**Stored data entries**
━━━━━━━━

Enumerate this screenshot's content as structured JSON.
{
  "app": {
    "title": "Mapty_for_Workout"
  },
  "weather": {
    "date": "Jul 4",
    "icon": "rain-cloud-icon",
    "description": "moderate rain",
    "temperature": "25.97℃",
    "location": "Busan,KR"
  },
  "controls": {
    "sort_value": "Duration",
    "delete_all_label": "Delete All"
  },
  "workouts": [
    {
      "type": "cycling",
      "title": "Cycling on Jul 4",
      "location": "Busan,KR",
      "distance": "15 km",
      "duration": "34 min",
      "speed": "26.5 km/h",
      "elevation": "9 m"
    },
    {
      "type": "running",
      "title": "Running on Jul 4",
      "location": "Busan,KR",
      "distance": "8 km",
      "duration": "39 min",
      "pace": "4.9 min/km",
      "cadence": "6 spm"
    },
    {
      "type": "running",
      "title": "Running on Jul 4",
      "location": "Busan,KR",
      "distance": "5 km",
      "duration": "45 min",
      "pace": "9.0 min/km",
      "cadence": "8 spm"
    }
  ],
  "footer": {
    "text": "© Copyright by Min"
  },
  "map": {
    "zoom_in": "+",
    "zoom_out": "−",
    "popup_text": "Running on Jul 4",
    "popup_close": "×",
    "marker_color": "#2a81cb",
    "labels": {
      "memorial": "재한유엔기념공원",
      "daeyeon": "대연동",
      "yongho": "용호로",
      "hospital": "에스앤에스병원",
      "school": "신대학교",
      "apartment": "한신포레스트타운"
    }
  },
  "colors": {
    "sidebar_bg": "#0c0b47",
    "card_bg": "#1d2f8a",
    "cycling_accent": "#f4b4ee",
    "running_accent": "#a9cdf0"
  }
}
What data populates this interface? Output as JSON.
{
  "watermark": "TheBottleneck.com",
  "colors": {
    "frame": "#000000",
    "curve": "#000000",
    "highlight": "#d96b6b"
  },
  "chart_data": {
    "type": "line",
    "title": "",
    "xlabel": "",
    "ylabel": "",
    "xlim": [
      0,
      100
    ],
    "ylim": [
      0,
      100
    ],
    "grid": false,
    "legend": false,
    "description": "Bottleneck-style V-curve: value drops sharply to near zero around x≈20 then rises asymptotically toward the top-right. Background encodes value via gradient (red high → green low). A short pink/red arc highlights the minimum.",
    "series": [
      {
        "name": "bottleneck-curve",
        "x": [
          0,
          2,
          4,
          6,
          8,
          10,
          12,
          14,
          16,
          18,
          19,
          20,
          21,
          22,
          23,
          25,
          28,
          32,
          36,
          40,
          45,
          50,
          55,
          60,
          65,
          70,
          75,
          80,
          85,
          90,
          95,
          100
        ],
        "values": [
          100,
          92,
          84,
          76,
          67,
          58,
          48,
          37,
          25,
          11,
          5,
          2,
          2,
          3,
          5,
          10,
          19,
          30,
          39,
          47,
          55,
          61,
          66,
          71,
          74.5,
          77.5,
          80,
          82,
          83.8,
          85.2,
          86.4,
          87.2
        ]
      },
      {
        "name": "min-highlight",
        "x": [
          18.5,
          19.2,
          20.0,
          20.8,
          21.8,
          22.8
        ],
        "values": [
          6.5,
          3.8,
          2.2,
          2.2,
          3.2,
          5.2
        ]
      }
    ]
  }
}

━━━━━━━━

**Exercise**
Write every line of the material above again, exactly.

**Written response**
Enumerate this screenshot's content as structured JSON.
{
  "app": {
    "title": "Mapty_for_Workout"
  },
  "weather": {
    "date": "Jul 4",
    "icon": "rain-cloud-icon",
    "description": "moderate rain",
    "temperature": "25.97℃",
    "location": "Busan,KR"
  },
  "controls": {
    "sort_value": "Duration",
    "delete_all_label": "Delete All"
  },
  "workouts": [
    {
      "type": "cycling",
      "title": "Cycling on Jul 4",
      "location": "Busan,KR",
      "distance": "15 km",
      "duration": "34 min",
      "speed": "26.5 km/h",
      "elevation": "9 m"
    },
    {
      "type": "running",
      "title": "Running on Jul 4",
      "location": "Busan,KR",
      "distance": "8 km",
      "duration": "39 min",
      "pace": "4.9 min/km",
      "cadence": "6 spm"
    },
    {
      "type": "running",
      "title": "Running on Jul 4",
      "location": "Busan,KR",
      "distance": "5 km",
      "duration": "45 min",
      "pace": "9.0 min/km",
      "cadence": "8 spm"
    }
  ],
  "footer": {
    "text": "© Copyright by Min"
  },
  "map": {
    "zoom_in": "+",
    "zoom_out": "−",
    "popup_text": "Running on Jul 4",
    "popup_close": "×",
    "marker_color": "#2a81cb",
    "labels": {
      "memorial": "재한유엔기념공원",
      "daeyeon": "대연동",
      "yongho": "용호로",
      "hospital": "에스앤에스병원",
      "school": "신대학교",
      "apartment": "한신포레스트타운"
    }
  },
  "colors": {
    "sidebar_bg": "#0c0b47",
    "card_bg": "#1d2f8a",
    "cycling_accent": "#f4b4ee",
    "running_accent": "#a9cdf0"
  }
}
What data populates this interface? Output as JSON.
{
  "watermark": "TheBottleneck.com",
  "colors": {
    "frame": "#000000",
    "curve": "#000000",
    "highlight": "#d96b6b"
  },
  "chart_data": {
    "type": "line",
    "title": "",
    "xlabel": "",
    "ylabel": "",
    "xlim": [
      0,
      100
    ],
    "ylim": [
      0,
      100
    ],
    "grid": false,
    "legend": false,
    "description": "Bottleneck-style V-curve: value drops sharply to near zero around x≈20 then rises asymptotically toward the top-right. Background encodes value via gradient (red high → green low). A short pink/red arc highlights the minimum.",
    "series": [
      {
        "name": "bottleneck-curve",
        "x": [
          0,
          2,
          4,
          6,
          8,
          10,
          12,
          14,
          16,
          18,
          19,
          20,
          21,
          22,
          23,
          25,
          28,
          32,
          36,
          40,
          45,
          50,
          55,
          60,
          65,
          70,
          75,
          80,
          85,
          90,
          95,
          100
        ],
        "values": [
          100,
          92,
          84,
          76,
          67,
          58,
          48,
          37,
          25,
          11,
          5,
          2,
          2,
          3,
          5,
          10,
          19,
          30,
          39,
          47,
          55,
          61,
          66,
          71,
          74.5,
          77.5,
          80,
          82,
          83.8,
          85.2,
          86.4,
          87.2
        ]
      },
      {
        "name": "min-highlight",
        "x": [
          18.5,
          19.2,
          20.0,
          20.8,
          21.8,
          22.8
        ],
        "values": [
          6.5,
          3.8,
          2.2,
          2.2,
          3.2,
          5.2
        ]
      }
    ]
  }
}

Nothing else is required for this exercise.